元素位置列表:
+-------+
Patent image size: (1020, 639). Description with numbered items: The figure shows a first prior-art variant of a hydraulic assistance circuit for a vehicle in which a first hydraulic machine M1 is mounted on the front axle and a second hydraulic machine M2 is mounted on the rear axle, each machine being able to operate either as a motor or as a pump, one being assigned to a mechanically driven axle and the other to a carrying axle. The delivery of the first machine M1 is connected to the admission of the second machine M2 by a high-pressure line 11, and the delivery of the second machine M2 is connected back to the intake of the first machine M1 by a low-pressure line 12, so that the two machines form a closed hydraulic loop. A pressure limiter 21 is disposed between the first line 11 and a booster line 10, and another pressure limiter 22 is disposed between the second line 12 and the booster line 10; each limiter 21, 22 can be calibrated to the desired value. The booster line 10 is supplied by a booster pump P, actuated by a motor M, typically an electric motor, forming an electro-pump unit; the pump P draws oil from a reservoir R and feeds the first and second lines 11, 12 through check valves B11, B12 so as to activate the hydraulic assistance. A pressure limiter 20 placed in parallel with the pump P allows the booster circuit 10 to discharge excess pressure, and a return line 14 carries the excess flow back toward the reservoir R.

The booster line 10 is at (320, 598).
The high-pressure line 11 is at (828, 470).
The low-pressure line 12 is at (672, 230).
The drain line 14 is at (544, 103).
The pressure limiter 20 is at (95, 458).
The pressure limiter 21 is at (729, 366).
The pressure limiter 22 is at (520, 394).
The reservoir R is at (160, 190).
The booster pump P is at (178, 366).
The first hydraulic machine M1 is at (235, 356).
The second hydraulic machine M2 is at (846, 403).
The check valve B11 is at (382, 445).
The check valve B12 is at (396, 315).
+-------+
> 给定任务:
修改以上数据：把“front axle”替换为“rear axle”，其余内容一律不变，然后给出全部数据。

> 参考解答:
Patent image size: (1020, 639). Description with numbered items: The figure shows a first prior-art variant of a hydraulic assistance circuit for a vehicle in which a first hydraulic machine M1 is mounted on the rear axle and a second hydraulic machine M2 is mounted on the rear axle, each machine being able to operate either as a motor or as a pump, one being assigned to a mechanically driven axle and the other to a carrying axle. The delivery of the first machine M1 is connected to the admission of the second machine M2 by a high-pressure line 11, and the delivery of the second machine M2 is connected back to the intake of the first machine M1 by a low-pressure line 12, so that the two machines form a closed hydraulic loop. A pressure limiter 21 is disposed between the first line 11 and a booster line 10, and another pressure limiter 22 is disposed between the second line 12 and the booster line 10; each limiter 21, 22 can be calibrated to the desired value. The booster line 10 is supplied by a booster pump P, actuated by a motor M, typically an electric motor, forming an electro-pump unit; the pump P draws oil from a reservoir R and feeds the first and second lines 11, 12 through check valves B11, B12 so as to activate the hydraulic assistance. A pressure limiter 20 placed in parallel with the pump P allows the booster circuit 10 to discharge excess pressure, and a return line 14 carries the excess flow back toward the reservoir R.

The booster line 10 is at (320, 598).
The high-pressure line 11 is at (828, 470).
The low-pressure line 12 is at (672, 230).
The drain line 14 is at (544, 103).
The pressure limiter 20 is at (95, 458).
The pressure limiter 21 is at (729, 366).
The pressure limiter 22 is at (520, 394).
The reservoir R is at (160, 190).
The booster pump P is at (178, 366).
The first hydraulic machine M1 is at (235, 356).
The second hydraulic machine M2 is at (846, 403).
The check valve B11 is at (382, 445).
The check valve B12 is at (396, 315).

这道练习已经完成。